◆ EXCERPT TO READ:
────

Tingmál

Tingmál is an unofficial structured dataset of documents, acts, and proceedings from the Parliament of the Faroe Islands (Løgtingið).

Note: This is not an official publication of Løgtingið.

Overview

What it is: A cleaned, structured compilation intended for research, analysis, and tooling.
What it isn't: An official publication of Løgtingið.
Typical uses: text mining, parliamentary analytics, search/indexing experiments, Faroese language data, dataset tooling.

Project Structure

The repository is organized into the following directories:

tingmal/
├── parliamentary-questions/   # Parliamentary questions organized by year (2008-2025)
│   └── YYYY/                     # Each year contains XML files named: 52-NNN-YYYY.xml
├── legislation/               # Laws, guidelines, and procedural rules
│   └── loegtingid/               # Parliament-specific regulations and procedures
├── proposals/                 # Legislative proposals organized by year
├── reports/                   # Committee reports organized by year
├── decisions/                 # Administrative decisions from various bodies
├── coalition-agreements/      # Government coalition agreements
├── misc/                      # Miscellaneous documents
├── utils/                     # Python utilities for data processing
│   ├── compute_stats.py          # Generate statistics from sentences.jsonl
│   ├── section52a_coverage.py    # Compute parliamentary question coverage
│   ├── detect_gaps.py            # Detect gaps in question numbering
│   ├── export_ids.py             # Export and manage sentence IDs
│   └── id_utils.py               # Generate unique base32 IDs
└── sentences.jsonl            # Deduplicated sentence-level dataset (23,664+ sentences)

Key files:

All documents are encoded in TEI/XML format (Text Encoding Initiative)
Parliamentary questions follow naming convention: 52-NNN-YYYY.xml where NNN is the question number
sentences.jsonl contains all extracted Faroese sentences with unique identifiers

Data Formats

TEI/XML Format

All documents in this repository use the TEI (Text Encoding Initiative) P5 XML standard, a widely-used format for encoding structured texts in the humanities and social sciences.

────

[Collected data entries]
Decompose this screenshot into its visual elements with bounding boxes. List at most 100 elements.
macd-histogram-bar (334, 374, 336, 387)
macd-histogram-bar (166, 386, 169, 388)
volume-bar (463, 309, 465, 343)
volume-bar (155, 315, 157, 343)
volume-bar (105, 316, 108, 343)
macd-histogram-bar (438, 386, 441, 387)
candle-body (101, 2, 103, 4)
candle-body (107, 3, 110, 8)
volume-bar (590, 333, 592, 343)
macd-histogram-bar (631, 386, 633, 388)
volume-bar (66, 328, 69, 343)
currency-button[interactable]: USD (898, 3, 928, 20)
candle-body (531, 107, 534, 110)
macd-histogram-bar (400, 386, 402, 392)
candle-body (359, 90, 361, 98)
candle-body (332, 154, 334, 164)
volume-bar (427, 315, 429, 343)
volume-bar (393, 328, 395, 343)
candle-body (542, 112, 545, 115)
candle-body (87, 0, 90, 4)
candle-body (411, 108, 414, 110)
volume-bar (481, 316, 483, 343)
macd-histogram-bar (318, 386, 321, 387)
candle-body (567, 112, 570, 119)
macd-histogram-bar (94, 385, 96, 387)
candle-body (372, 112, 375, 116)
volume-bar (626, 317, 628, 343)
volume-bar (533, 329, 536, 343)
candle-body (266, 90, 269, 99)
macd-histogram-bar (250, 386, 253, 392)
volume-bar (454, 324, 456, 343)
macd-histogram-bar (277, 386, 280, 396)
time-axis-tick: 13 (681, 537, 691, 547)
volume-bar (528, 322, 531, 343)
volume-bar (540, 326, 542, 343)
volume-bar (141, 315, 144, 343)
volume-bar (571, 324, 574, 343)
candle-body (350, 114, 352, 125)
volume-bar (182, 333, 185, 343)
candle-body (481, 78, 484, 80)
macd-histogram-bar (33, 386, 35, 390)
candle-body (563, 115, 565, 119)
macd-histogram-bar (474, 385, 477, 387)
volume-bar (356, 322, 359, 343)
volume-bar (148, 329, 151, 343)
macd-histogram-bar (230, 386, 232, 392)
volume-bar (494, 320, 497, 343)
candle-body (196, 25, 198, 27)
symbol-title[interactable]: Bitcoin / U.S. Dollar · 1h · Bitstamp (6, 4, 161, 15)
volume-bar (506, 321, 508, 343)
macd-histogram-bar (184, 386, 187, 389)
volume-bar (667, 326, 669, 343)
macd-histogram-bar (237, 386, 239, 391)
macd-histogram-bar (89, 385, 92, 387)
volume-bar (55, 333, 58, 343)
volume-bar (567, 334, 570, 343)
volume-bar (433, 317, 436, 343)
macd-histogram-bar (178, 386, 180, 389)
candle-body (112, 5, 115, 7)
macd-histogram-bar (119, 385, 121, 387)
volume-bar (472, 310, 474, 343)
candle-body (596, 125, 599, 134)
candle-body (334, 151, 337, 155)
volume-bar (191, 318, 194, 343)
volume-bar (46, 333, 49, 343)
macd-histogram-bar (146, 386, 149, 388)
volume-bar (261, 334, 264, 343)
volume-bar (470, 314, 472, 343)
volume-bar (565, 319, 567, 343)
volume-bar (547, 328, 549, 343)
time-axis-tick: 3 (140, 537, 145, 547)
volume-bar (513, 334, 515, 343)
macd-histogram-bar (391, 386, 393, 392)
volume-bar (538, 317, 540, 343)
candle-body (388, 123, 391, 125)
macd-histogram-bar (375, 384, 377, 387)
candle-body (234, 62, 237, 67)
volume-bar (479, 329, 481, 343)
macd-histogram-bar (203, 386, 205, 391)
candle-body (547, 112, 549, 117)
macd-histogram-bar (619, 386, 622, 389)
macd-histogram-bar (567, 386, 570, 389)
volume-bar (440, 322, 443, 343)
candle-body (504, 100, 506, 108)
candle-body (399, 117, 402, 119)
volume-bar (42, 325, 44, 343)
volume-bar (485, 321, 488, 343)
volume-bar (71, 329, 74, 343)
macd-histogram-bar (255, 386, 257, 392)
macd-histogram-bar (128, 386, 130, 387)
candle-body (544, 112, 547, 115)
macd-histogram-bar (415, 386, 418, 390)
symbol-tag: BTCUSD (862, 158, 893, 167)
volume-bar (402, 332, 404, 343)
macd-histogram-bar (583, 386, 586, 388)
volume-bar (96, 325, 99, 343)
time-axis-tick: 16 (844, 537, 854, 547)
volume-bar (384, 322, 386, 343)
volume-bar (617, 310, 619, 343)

────

◆ TASK SET:
1/ In the Tingmál description, what range of years do the parliamentary questions cover?
2/ List every Python file that the Tingmál description places in the utils directory.
3/ Translate this sentence from the Tingmál description into Spanish: "Tingmál is an unofficial structured dataset of documents, acts, and proceedings from the Parliament of the Faroe Islands (Løgtingið)."
Rely only on the Tingmál description, not the data.

◆ FINAL ANSWERS:
1/ 2008 to 2025

2/ compute_stats.py, section52a_coverage.py, detect_gaps.py, export_ids.py, id_utils.py

3/ Tingmál es un conjunto de datos estructurado no oficial de documentos, leyes y actas del Parlamento de las Islas Feroe (Løgtingið).